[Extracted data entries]
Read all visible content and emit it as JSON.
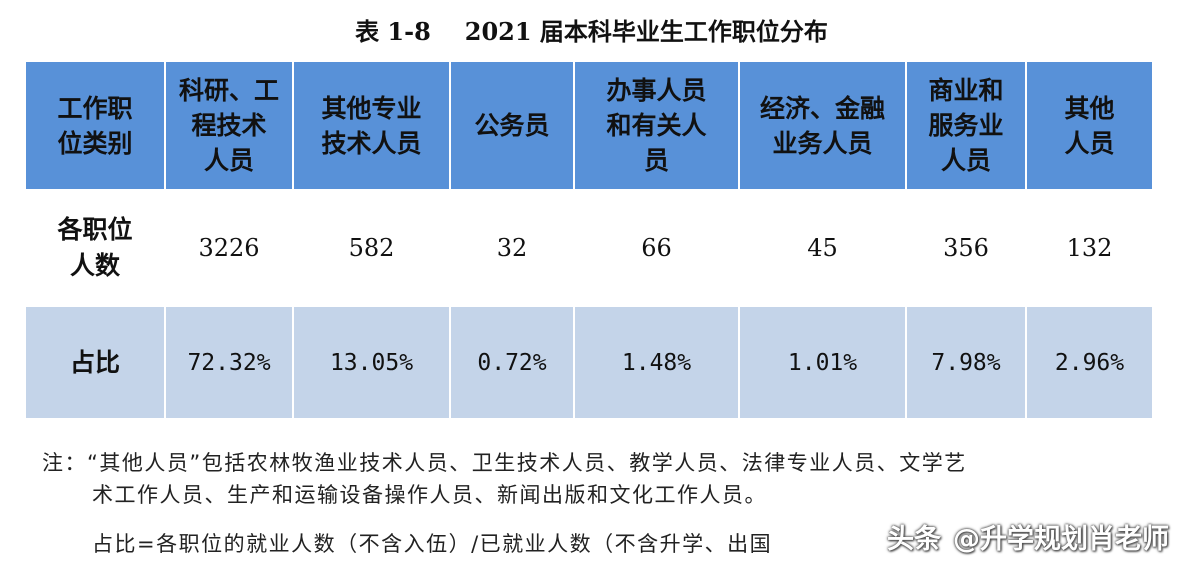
{
  "title": {
    "table_no": "表 1-8",
    "text": "2021 届本科毕业生工作职位分布"
  },
  "table": {
    "header": [
      [
        "工作职",
        "位类别"
      ],
      [
        "科研、工",
        "程技术",
        "人员"
      ],
      [
        "其他专业",
        "技术人员"
      ],
      [
        "公务员"
      ],
      [
        "办事人员",
        "和有关人",
        "员"
      ],
      [
        "经济、金融",
        "业务人员"
      ],
      [
        "商业和",
        "服务业",
        "人员"
      ],
      [
        "其他",
        "人员"
      ]
    ],
    "rows": [
      {
        "label": [
          "各职位",
          "人数"
        ],
        "values": [
          "3226",
          "582",
          "32",
          "66",
          "45",
          "356",
          "132"
        ]
      },
      {
        "label": [
          "占比"
        ],
        "values": [
          "72.32%",
          "13.05%",
          "0.72%",
          "1.48%",
          "1.01%",
          "7.98%",
          "2.96%"
        ]
      }
    ]
  },
  "notes": {
    "line1": "注：“其他人员”包括农林牧渔业技术人员、卫生技术人员、教学人员、法律专业人员、文学艺",
    "line2": "术工作人员、生产和运输设备操作人员、新闻出版和文化工作人员。",
    "line3": "占比=各职位的就业人数（不含入伍）/已就业人数（不含升学、出国"
  },
  "watermark": {
    "source": "头条",
    "account": "@升学规划肖老师"
  },
  "colors": {
    "header_bg": "#5891d8",
    "ratio_row_bg": "#c4d4e9"
  }
}
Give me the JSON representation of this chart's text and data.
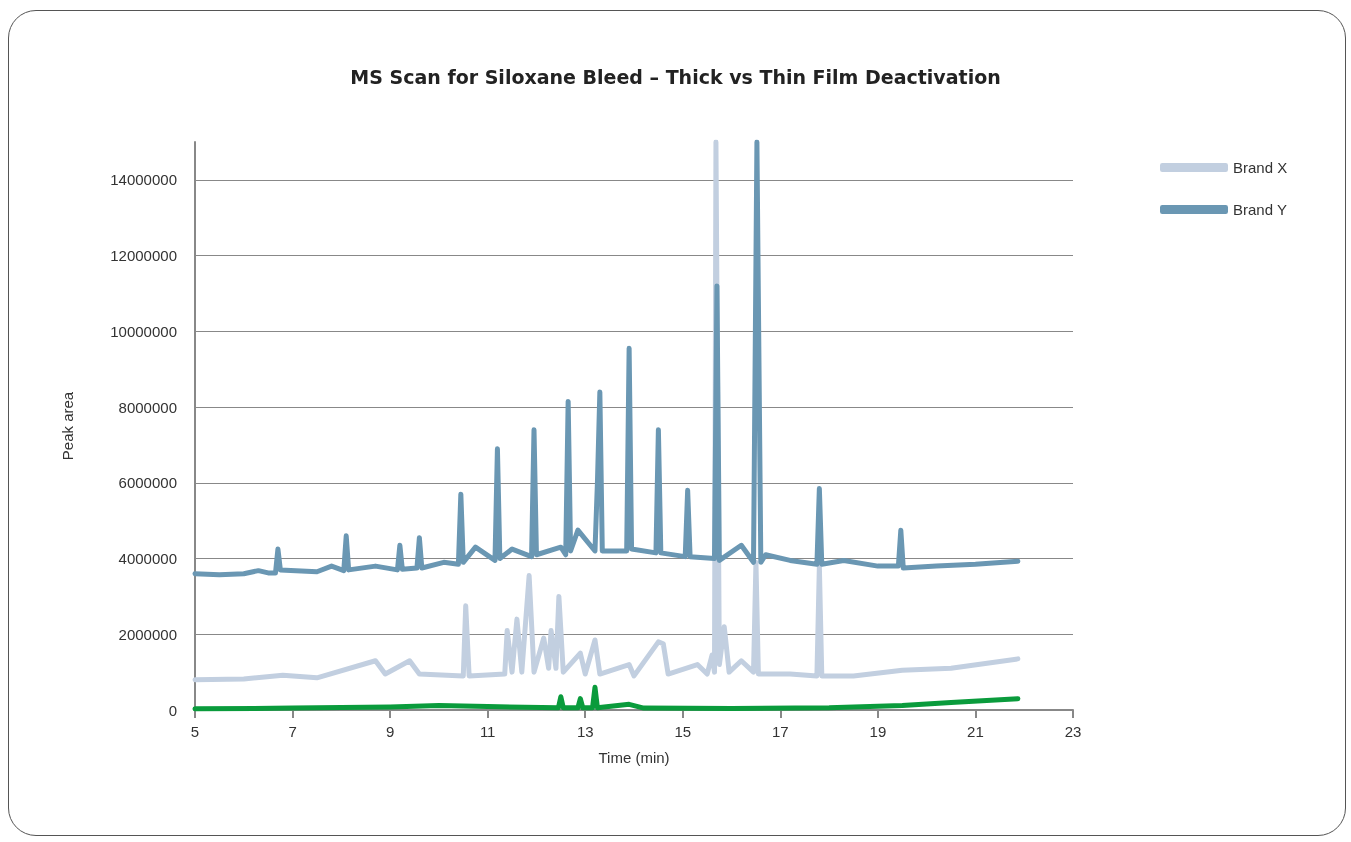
{
  "chart_data": {
    "type": "line",
    "title": "MS Scan for Siloxane Bleed – Thick vs Thin Film Deactivation",
    "xlabel": "Time (min)",
    "ylabel": "Peak area",
    "xlim": [
      5,
      23
    ],
    "xticks": [
      5,
      7,
      9,
      11,
      13,
      15,
      17,
      19,
      21,
      23
    ],
    "ylim": [
      0,
      15000000
    ],
    "yticks": [
      0,
      2000000,
      4000000,
      6000000,
      8000000,
      10000000,
      12000000,
      14000000
    ],
    "grid": "y",
    "legend": "top right",
    "marker": "none",
    "line_style": "solid",
    "series": [
      {
        "color": "#0a9b3c",
        "x": [
          5,
          7,
          9,
          10,
          11,
          12.45,
          12.5,
          12.55,
          12.85,
          12.9,
          12.95,
          13.15,
          13.2,
          13.25,
          13.9,
          14.2,
          16,
          18,
          19.5,
          20.5,
          21.87
        ],
        "values": [
          30000,
          50000,
          80000,
          120000,
          90000,
          60000,
          350000,
          60000,
          60000,
          300000,
          60000,
          60000,
          600000,
          60000,
          150000,
          50000,
          40000,
          60000,
          120000,
          200000,
          300000
        ]
      },
      {
        "name": "Brand X",
        "color": "#c2cfe0",
        "x": [
          5,
          6,
          6.8,
          7.5,
          8.7,
          8.9,
          9.4,
          9.6,
          10.5,
          10.55,
          10.62,
          11.35,
          11.4,
          11.5,
          11.6,
          11.7,
          11.85,
          11.95,
          12.15,
          12.25,
          12.3,
          12.4,
          12.46,
          12.55,
          12.9,
          13.0,
          13.2,
          13.3,
          13.9,
          14.0,
          14.5,
          14.6,
          14.7,
          15.3,
          15.5,
          15.6,
          15.65,
          15.68,
          15.75,
          15.85,
          15.95,
          16.2,
          16.45,
          16.5,
          16.55,
          17.2,
          17.75,
          17.8,
          17.85,
          18.5,
          19.5,
          20.5,
          21.87
        ],
        "values": [
          800000,
          820000,
          920000,
          850000,
          1300000,
          950000,
          1300000,
          950000,
          900000,
          2750000,
          900000,
          950000,
          2100000,
          1000000,
          2400000,
          1000000,
          3550000,
          1000000,
          1900000,
          1100000,
          2100000,
          1100000,
          3000000,
          1000000,
          1500000,
          950000,
          1850000,
          950000,
          1200000,
          900000,
          1800000,
          1750000,
          950000,
          1200000,
          950000,
          1450000,
          1000000,
          15000000,
          1200000,
          2200000,
          1000000,
          1300000,
          1000000,
          3900000,
          950000,
          950000,
          900000,
          3800000,
          900000,
          900000,
          1050000,
          1100000,
          1350000
        ]
      },
      {
        "name": "Brand Y",
        "color": "#6a97b3",
        "x": [
          5,
          5.5,
          6,
          6.3,
          6.5,
          6.65,
          6.7,
          6.75,
          7.5,
          7.8,
          8.05,
          8.1,
          8.15,
          8.7,
          9.15,
          9.2,
          9.25,
          9.55,
          9.6,
          9.65,
          10.1,
          10.4,
          10.45,
          10.5,
          10.75,
          11.15,
          11.2,
          11.25,
          11.5,
          11.9,
          11.95,
          12.0,
          12.5,
          12.6,
          12.65,
          12.7,
          12.85,
          13.2,
          13.25,
          13.3,
          13.35,
          13.85,
          13.9,
          13.95,
          14.45,
          14.5,
          14.55,
          15.05,
          15.1,
          15.15,
          15.65,
          15.7,
          15.75,
          16.2,
          16.45,
          16.52,
          16.6,
          16.7,
          17.2,
          17.75,
          17.8,
          17.85,
          18.3,
          19,
          19.42,
          19.47,
          19.52,
          20.2,
          21,
          21.87
        ],
        "values": [
          3600000,
          3570000,
          3600000,
          3680000,
          3620000,
          3620000,
          4250000,
          3700000,
          3650000,
          3800000,
          3680000,
          4600000,
          3700000,
          3800000,
          3700000,
          4350000,
          3720000,
          3750000,
          4550000,
          3750000,
          3900000,
          3850000,
          5700000,
          3900000,
          4300000,
          3950000,
          6900000,
          4000000,
          4250000,
          4050000,
          7400000,
          4100000,
          4300000,
          4100000,
          8150000,
          4200000,
          4750000,
          4200000,
          6000000,
          8400000,
          4200000,
          4200000,
          9550000,
          4250000,
          4150000,
          7400000,
          4150000,
          4050000,
          5800000,
          4050000,
          4000000,
          11200000,
          3950000,
          4350000,
          3900000,
          15000000,
          3900000,
          4100000,
          3950000,
          3850000,
          5850000,
          3850000,
          3950000,
          3800000,
          3800000,
          4750000,
          3750000,
          3800000,
          3850000,
          3930000
        ]
      }
    ]
  }
}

The exercise
Make an exact copy of all entries above, dropping the images.

Output
Read all visible content and emit it as JSON.
{
  "title": {
    "table_no": "表 1-8",
    "text": "2021 届本科毕业生工作职位分布"
  },
  "table": {
    "header": [
      [
        "工作职",
        "位类别"
      ],
      [
        "科研、工",
        "程技术",
        "人员"
      ],
      [
        "其他专业",
        "技术人员"
      ],
      [
        "公务员"
      ],
      [
        "办事人员",
        "和有关人",
        "员"
      ],
      [
        "经济、金融",
        "业务人员"
      ],
      [
        "商业和",
        "服务业",
        "人员"
      ],
      [
        "其他",
        "人员"
      ]
    ],
    "rows": [
      {
        "label": [
          "各职位",
          "人数"
        ],
        "values": [
          "3226",
          "582",
          "32",
          "66",
          "45",
          "356",
          "132"
        ]
      },
      {
        "label": [
          "占比"
        ],
        "values": [
          "72.32%",
          "13.05%",
          "0.72%",
          "1.48%",
          "1.01%",
          "7.98%",
          "2.96%"
        ]
      }
    ]
  },
  "notes": {
    "line1": "注：“其他人员”包括农林牧渔业技术人员、卫生技术人员、教学人员、法律专业人员、文学艺",
    "line2": "术工作人员、生产和运输设备操作人员、新闻出版和文化工作人员。",
    "line3": "占比=各职位的就业人数（不含入伍）/已就业人数（不含升学、出国"
  },
  "watermark": {
    "source": "头条",
    "account": "@升学规划肖老师"
  },
  "colors": {
    "header_bg": "#5891d8",
    "ratio_row_bg": "#c4d4e9"
  }
}
Give me the JSON representation of this chart's text and data.
{
  "chart_data": {
    "type": "line",
    "title": "MS Scan for Siloxane Bleed – Thick vs Thin Film Deactivation",
    "xlabel": "Time (min)",
    "ylabel": "Peak area",
    "xlim": [
      5,
      23
    ],
    "xticks": [
      5,
      7,
      9,
      11,
      13,
      15,
      17,
      19,
      21,
      23
    ],
    "ylim": [
      0,
      15000000
    ],
    "yticks": [
      0,
      2000000,
      4000000,
      6000000,
      8000000,
      10000000,
      12000000,
      14000000
    ],
    "grid": "y",
    "legend": "top right",
    "marker": "none",
    "line_style": "solid",
    "series": [
      {
        "color": "#0a9b3c",
        "x": [
          5,
          7,
          9,
          10,
          11,
          12.45,
          12.5,
          12.55,
          12.85,
          12.9,
          12.95,
          13.15,
          13.2,
          13.25,
          13.9,
          14.2,
          16,
          18,
          19.5,
          20.5,
          21.87
        ],
        "values": [
          30000,
          50000,
          80000,
          120000,
          90000,
          60000,
          350000,
          60000,
          60000,
          300000,
          60000,
          60000,
          600000,
          60000,
          150000,
          50000,
          40000,
          60000,
          120000,
          200000,
          300000
        ]
      },
      {
        "name": "Brand X",
        "color": "#c2cfe0",
        "x": [
          5,
          6,
          6.8,
          7.5,
          8.7,
          8.9,
          9.4,
          9.6,
          10.5,
          10.55,
          10.62,
          11.35,
          11.4,
          11.5,
          11.6,
          11.7,
          11.85,
          11.95,
          12.15,
          12.25,
          12.3,
          12.4,
          12.46,
          12.55,
          12.9,
          13.0,
          13.2,
          13.3,
          13.9,
          14.0,
          14.5,
          14.6,
          14.7,
          15.3,
          15.5,
          15.6,
          15.65,
          15.68,
          15.75,
          15.85,
          15.95,
          16.2,
          16.45,
          16.5,
          16.55,
          17.2,
          17.75,
          17.8,
          17.85,
          18.5,
          19.5,
          20.5,
          21.87
        ],
        "values": [
          800000,
          820000,
          920000,
          850000,
          1300000,
          950000,
          1300000,
          950000,
          900000,
          2750000,
          900000,
          950000,
          2100000,
          1000000,
          2400000,
          1000000,
          3550000,
          1000000,
          1900000,
          1100000,
          2100000,
          1100000,
          3000000,
          1000000,
          1500000,
          950000,
          1850000,
          950000,
          1200000,
          900000,
          1800000,
          1750000,
          950000,
          1200000,
          950000,
          1450000,
          1000000,
          15000000,
          1200000,
          2200000,
          1000000,
          1300000,
          1000000,
          3900000,
          950000,
          950000,
          900000,
          3800000,
          900000,
          900000,
          1050000,
          1100000,
          1350000
        ]
      },
      {
        "name": "Brand Y",
        "color": "#6a97b3",
        "x": [
          5,
          5.5,
          6,
          6.3,
          6.5,
          6.65,
          6.7,
          6.75,
          7.5,
          7.8,
          8.05,
          8.1,
          8.15,
          8.7,
          9.15,
          9.2,
          9.25,
          9.55,
          9.6,
          9.65,
          10.1,
          10.4,
          10.45,
          10.5,
          10.75,
          11.15,
          11.2,
          11.25,
          11.5,
          11.9,
          11.95,
          12.0,
          12.5,
          12.6,
          12.65,
          12.7,
          12.85,
          13.2,
          13.25,
          13.3,
          13.35,
          13.85,
          13.9,
          13.95,
          14.45,
          14.5,
          14.55,
          15.05,
          15.1,
          15.15,
          15.65,
          15.7,
          15.75,
          16.2,
          16.45,
          16.52,
          16.6,
          16.7,
          17.2,
          17.75,
          17.8,
          17.85,
          18.3,
          19,
          19.42,
          19.47,
          19.52,
          20.2,
          21,
          21.87
        ],
        "values": [
          3600000,
          3570000,
          3600000,
          3680000,
          3620000,
          3620000,
          4250000,
          3700000,
          3650000,
          3800000,
          3680000,
          4600000,
          3700000,
          3800000,
          3700000,
          4350000,
          3720000,
          3750000,
          4550000,
          3750000,
          3900000,
          3850000,
          5700000,
          3900000,
          4300000,
          3950000,
          6900000,
          4000000,
          4250000,
          4050000,
          7400000,
          4100000,
          4300000,
          4100000,
          8150000,
          4200000,
          4750000,
          4200000,
          6000000,
          8400000,
          4200000,
          4200000,
          9550000,
          4250000,
          4150000,
          7400000,
          4150000,
          4050000,
          5800000,
          4050000,
          4000000,
          11200000,
          3950000,
          4350000,
          3900000,
          15000000,
          3900000,
          4100000,
          3950000,
          3850000,
          5850000,
          3850000,
          3950000,
          3800000,
          3800000,
          4750000,
          3750000,
          3800000,
          3850000,
          3930000
        ]
      }
    ]
  }
}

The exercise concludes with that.